### What the task requires
Write the listing below out again exactly, dropping the images.

### Input data
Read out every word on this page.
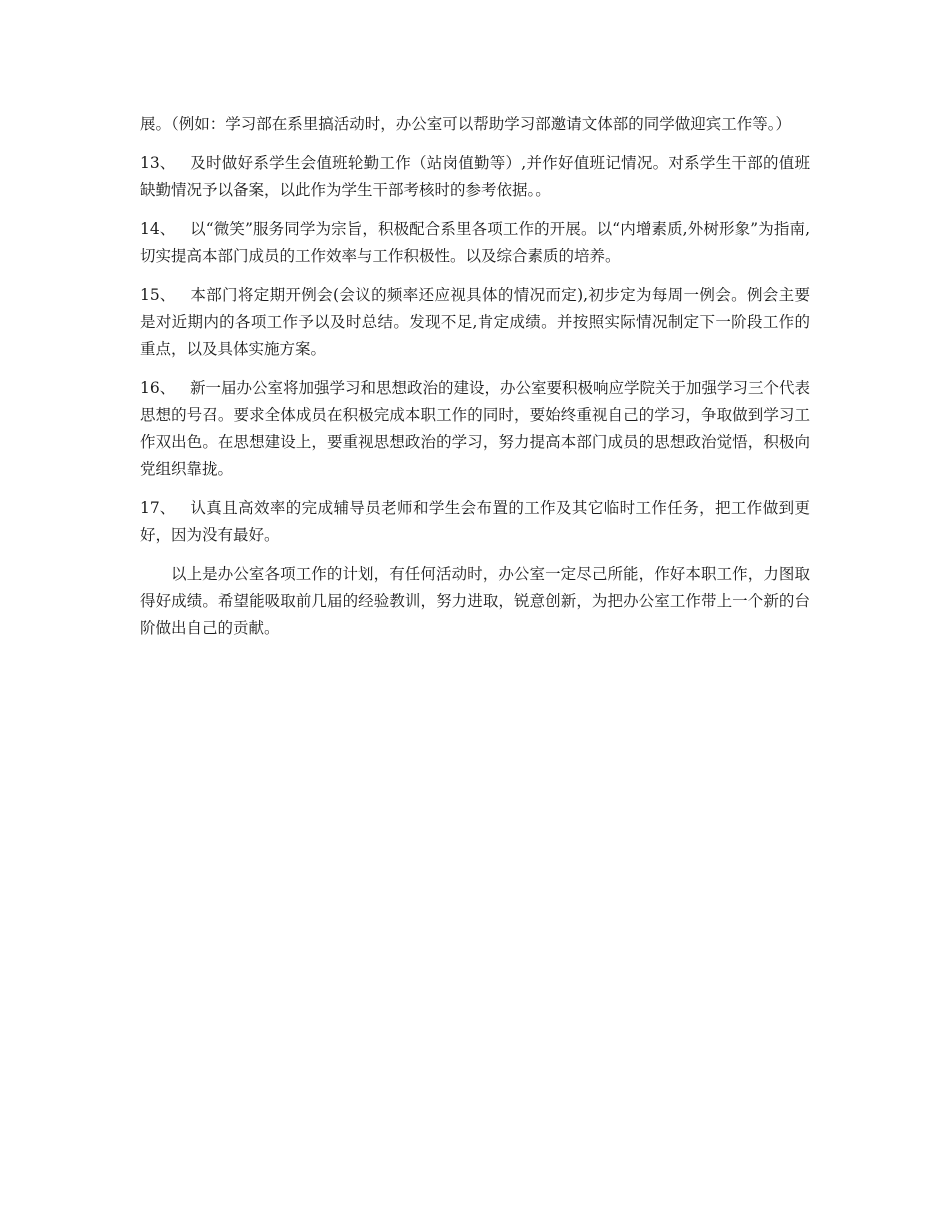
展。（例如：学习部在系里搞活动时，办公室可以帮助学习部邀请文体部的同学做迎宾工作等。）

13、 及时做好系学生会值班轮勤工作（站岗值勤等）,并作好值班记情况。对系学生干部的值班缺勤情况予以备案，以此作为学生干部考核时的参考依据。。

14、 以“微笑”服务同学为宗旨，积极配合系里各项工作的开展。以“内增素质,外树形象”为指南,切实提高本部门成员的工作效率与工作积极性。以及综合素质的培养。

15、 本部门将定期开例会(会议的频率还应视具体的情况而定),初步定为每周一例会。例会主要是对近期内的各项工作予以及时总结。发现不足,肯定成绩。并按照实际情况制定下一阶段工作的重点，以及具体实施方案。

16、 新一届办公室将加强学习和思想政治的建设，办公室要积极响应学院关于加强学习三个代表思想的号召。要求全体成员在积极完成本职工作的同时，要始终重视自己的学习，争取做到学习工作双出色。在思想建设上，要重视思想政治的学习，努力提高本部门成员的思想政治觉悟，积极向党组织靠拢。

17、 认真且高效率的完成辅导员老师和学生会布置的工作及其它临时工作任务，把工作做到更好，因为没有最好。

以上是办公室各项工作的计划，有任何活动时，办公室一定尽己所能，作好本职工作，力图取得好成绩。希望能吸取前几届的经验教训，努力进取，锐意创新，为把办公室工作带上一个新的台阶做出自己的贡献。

### Complete answer
Read out every word on this page.
展。（例如：学习部在系里搞活动时，办公室可以帮助学习部邀请文体部的同学做迎宾工作等。）

13、 及时做好系学生会值班轮勤工作（站岗值勤等）,并作好值班记情况。对系学生干部的值班缺勤情况予以备案，以此作为学生干部考核时的参考依据。。

14、 以“微笑”服务同学为宗旨，积极配合系里各项工作的开展。以“内增素质,外树形象”为指南,切实提高本部门成员的工作效率与工作积极性。以及综合素质的培养。

15、 本部门将定期开例会(会议的频率还应视具体的情况而定),初步定为每周一例会。例会主要是对近期内的各项工作予以及时总结。发现不足,肯定成绩。并按照实际情况制定下一阶段工作的重点，以及具体实施方案。

16、 新一届办公室将加强学习和思想政治的建设，办公室要积极响应学院关于加强学习三个代表思想的号召。要求全体成员在积极完成本职工作的同时，要始终重视自己的学习，争取做到学习工作双出色。在思想建设上，要重视思想政治的学习，努力提高本部门成员的思想政治觉悟，积极向党组织靠拢。

17、 认真且高效率的完成辅导员老师和学生会布置的工作及其它临时工作任务，把工作做到更好，因为没有最好。

以上是办公室各项工作的计划，有任何活动时，办公室一定尽己所能，作好本职工作，力图取得好成绩。希望能吸取前几届的经验教训，努力进取，锐意创新，为把办公室工作带上一个新的台阶做出自己的贡献。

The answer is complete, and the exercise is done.